:: PROVIDED RECORDS
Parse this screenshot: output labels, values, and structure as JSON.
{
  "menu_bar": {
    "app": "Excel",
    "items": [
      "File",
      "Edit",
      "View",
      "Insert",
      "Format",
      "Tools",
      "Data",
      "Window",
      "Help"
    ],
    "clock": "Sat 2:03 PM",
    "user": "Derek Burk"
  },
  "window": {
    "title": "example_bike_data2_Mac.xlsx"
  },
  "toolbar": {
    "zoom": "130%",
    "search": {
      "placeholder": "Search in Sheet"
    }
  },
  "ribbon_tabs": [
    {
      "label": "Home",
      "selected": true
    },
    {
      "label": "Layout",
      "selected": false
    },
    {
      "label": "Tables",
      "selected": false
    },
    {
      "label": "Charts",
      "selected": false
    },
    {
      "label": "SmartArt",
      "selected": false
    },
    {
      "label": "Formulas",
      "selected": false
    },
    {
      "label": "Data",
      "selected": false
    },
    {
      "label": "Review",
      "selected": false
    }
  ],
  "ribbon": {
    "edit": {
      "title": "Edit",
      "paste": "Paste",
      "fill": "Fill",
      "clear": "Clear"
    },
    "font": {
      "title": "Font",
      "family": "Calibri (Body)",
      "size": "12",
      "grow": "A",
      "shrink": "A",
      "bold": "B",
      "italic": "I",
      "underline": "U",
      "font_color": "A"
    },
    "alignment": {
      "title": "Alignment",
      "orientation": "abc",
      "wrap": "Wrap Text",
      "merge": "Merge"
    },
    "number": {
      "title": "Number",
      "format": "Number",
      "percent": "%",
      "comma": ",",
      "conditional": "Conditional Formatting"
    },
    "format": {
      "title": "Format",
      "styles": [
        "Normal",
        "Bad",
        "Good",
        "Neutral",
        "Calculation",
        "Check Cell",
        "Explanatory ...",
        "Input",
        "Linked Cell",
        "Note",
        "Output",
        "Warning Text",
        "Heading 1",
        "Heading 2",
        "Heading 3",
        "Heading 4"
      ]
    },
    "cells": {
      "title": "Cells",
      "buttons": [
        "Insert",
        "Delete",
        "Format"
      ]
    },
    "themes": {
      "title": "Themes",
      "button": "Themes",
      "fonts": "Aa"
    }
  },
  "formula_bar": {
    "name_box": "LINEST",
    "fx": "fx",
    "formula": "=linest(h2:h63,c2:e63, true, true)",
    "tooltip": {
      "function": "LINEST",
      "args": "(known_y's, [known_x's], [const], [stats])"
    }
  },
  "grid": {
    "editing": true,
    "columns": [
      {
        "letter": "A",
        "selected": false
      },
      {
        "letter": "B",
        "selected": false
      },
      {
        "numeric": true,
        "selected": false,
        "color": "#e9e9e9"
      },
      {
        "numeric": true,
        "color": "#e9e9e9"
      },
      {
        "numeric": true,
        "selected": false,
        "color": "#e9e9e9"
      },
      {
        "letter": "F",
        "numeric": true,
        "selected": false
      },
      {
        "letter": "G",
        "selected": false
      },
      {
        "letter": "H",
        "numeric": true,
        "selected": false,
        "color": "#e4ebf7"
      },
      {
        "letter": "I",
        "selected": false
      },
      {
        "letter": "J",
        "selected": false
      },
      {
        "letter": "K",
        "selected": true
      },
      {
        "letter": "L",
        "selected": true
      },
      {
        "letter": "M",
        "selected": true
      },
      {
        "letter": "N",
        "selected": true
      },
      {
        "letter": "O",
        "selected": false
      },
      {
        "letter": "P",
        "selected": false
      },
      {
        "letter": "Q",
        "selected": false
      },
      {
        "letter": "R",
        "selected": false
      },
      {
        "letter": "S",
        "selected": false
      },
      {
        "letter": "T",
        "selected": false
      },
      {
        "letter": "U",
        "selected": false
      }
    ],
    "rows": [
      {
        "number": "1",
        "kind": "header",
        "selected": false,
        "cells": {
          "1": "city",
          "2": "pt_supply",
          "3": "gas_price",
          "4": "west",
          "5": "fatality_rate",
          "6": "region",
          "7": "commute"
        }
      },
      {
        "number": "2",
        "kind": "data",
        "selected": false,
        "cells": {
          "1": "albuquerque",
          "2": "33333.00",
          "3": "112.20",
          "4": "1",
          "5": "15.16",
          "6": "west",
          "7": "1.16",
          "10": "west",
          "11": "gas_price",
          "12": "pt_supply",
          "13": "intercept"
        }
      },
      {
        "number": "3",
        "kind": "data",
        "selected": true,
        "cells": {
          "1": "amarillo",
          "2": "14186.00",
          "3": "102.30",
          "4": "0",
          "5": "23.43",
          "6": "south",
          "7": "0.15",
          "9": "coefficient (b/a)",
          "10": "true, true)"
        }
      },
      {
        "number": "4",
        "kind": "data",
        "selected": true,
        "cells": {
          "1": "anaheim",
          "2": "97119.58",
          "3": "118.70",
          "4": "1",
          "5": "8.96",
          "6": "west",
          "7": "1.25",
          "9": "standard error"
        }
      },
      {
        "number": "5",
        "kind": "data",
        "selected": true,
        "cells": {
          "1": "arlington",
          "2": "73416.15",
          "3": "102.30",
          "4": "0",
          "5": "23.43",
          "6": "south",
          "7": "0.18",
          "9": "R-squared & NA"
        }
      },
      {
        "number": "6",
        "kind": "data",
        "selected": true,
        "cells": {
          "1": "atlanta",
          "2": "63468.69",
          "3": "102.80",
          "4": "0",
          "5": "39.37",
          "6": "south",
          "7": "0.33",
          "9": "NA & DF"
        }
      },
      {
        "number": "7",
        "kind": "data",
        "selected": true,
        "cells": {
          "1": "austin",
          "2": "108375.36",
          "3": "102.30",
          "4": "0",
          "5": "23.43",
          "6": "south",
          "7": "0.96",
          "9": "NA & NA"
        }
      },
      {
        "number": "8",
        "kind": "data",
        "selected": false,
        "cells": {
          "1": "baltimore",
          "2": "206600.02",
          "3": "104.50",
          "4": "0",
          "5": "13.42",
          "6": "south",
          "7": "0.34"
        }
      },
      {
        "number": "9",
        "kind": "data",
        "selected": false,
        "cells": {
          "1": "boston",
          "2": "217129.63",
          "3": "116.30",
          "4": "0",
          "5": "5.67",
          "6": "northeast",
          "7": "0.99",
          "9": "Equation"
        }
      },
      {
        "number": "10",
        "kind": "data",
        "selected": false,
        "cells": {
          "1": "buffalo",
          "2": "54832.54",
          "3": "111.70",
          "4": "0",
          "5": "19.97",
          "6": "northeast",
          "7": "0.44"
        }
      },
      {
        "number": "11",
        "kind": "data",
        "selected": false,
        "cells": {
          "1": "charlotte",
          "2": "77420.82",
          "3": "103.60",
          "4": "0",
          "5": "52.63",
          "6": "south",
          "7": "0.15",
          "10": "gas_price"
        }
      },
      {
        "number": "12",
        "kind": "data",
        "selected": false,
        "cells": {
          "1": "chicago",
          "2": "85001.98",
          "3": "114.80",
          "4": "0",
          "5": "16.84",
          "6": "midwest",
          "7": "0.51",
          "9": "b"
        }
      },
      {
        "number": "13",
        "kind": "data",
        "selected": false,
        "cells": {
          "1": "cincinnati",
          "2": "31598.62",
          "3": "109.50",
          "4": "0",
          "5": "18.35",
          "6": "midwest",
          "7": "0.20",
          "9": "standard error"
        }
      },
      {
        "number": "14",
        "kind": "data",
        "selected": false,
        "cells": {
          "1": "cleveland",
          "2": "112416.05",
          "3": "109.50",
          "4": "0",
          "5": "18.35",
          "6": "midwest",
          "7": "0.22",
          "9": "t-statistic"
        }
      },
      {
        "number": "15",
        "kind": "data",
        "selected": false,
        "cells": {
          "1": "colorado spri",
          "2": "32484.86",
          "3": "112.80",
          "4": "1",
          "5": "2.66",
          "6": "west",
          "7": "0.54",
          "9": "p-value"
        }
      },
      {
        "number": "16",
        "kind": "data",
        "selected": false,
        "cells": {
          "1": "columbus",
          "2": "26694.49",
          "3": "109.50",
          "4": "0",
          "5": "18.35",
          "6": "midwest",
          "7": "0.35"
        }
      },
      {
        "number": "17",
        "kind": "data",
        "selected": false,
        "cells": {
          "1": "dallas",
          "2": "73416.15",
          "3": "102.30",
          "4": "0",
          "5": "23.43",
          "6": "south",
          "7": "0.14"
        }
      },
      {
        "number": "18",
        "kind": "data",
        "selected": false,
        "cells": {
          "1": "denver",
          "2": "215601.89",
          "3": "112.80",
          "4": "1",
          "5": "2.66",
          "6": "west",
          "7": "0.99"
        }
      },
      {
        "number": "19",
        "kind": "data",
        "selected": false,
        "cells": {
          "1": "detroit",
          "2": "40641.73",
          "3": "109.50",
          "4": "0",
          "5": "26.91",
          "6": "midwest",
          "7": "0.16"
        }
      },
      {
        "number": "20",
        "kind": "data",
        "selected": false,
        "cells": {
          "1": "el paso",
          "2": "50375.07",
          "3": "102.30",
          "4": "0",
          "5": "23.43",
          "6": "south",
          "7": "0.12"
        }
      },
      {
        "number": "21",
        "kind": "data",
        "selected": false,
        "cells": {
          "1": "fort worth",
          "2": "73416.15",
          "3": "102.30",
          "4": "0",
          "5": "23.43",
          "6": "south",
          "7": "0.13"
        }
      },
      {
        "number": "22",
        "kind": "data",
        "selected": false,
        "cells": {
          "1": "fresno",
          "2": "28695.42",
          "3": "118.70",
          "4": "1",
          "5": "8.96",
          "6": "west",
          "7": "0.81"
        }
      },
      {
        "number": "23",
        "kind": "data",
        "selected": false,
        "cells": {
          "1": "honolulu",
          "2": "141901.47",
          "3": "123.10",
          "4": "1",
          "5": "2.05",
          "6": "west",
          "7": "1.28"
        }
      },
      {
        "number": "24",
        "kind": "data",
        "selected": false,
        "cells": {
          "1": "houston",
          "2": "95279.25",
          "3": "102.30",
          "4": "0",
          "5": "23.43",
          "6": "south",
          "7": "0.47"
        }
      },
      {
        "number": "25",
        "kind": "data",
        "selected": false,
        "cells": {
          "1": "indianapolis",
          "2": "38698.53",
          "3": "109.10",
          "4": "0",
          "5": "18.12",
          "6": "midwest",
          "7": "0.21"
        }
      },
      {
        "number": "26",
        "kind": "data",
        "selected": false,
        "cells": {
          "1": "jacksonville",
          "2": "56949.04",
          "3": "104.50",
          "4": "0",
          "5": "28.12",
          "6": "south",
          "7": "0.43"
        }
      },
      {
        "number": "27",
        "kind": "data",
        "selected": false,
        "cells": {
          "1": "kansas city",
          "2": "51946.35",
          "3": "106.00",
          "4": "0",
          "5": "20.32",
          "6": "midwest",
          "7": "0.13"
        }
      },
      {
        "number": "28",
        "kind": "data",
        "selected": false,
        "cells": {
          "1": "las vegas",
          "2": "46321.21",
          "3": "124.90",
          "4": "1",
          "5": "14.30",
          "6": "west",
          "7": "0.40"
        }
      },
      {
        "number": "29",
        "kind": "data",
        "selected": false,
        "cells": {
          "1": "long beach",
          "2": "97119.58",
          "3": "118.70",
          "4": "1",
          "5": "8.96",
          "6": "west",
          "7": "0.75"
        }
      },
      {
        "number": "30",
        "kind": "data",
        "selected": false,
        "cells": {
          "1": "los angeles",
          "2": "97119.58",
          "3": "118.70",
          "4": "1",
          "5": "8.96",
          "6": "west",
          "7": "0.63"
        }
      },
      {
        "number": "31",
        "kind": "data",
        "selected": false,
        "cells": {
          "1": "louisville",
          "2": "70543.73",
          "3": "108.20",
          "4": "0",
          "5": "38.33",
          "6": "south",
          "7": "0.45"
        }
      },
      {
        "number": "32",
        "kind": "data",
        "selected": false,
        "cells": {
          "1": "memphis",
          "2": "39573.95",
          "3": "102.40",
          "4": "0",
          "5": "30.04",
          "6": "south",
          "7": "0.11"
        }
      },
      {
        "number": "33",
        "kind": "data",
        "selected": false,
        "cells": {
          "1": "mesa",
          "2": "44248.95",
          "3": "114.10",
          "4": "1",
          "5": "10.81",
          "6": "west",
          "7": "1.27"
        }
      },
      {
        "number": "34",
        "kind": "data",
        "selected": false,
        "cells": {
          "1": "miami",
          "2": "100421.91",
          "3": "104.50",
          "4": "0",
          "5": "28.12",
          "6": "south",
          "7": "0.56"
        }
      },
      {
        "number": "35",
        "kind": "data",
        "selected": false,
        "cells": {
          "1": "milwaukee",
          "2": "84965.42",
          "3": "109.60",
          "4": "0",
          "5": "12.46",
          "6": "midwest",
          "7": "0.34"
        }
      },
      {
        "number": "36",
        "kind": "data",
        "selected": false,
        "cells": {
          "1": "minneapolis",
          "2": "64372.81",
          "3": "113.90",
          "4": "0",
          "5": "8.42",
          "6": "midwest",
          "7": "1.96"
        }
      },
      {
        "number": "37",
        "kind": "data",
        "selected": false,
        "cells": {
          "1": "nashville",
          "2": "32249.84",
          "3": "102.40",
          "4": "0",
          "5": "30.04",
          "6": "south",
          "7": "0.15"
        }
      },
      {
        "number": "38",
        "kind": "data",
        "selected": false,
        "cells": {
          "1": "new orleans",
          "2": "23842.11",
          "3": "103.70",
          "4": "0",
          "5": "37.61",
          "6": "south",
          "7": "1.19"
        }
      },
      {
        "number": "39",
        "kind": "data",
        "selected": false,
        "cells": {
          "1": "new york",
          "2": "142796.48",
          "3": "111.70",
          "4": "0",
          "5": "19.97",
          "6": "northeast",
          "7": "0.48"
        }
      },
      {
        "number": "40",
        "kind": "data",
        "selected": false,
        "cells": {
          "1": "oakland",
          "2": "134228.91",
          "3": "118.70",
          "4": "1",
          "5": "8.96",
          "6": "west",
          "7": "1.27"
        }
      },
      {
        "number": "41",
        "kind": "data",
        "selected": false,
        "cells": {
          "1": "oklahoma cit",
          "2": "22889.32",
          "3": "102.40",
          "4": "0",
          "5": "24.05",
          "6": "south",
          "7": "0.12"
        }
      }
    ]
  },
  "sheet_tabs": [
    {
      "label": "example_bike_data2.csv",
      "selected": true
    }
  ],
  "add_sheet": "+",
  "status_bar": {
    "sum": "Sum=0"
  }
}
::::
§ WORK TO BE COMPLETED: Each line that has the word "title" should be copied.

§ COMPLETED EXERCISE:
    "title": "example_bike_data2_Mac.xlsx"
      "title": "Edit",
      "title": "Font",
      "title": "Alignment",
      "title": "Number",
      "title": "Format",
      "title": "Cells",
      "title": "Themes",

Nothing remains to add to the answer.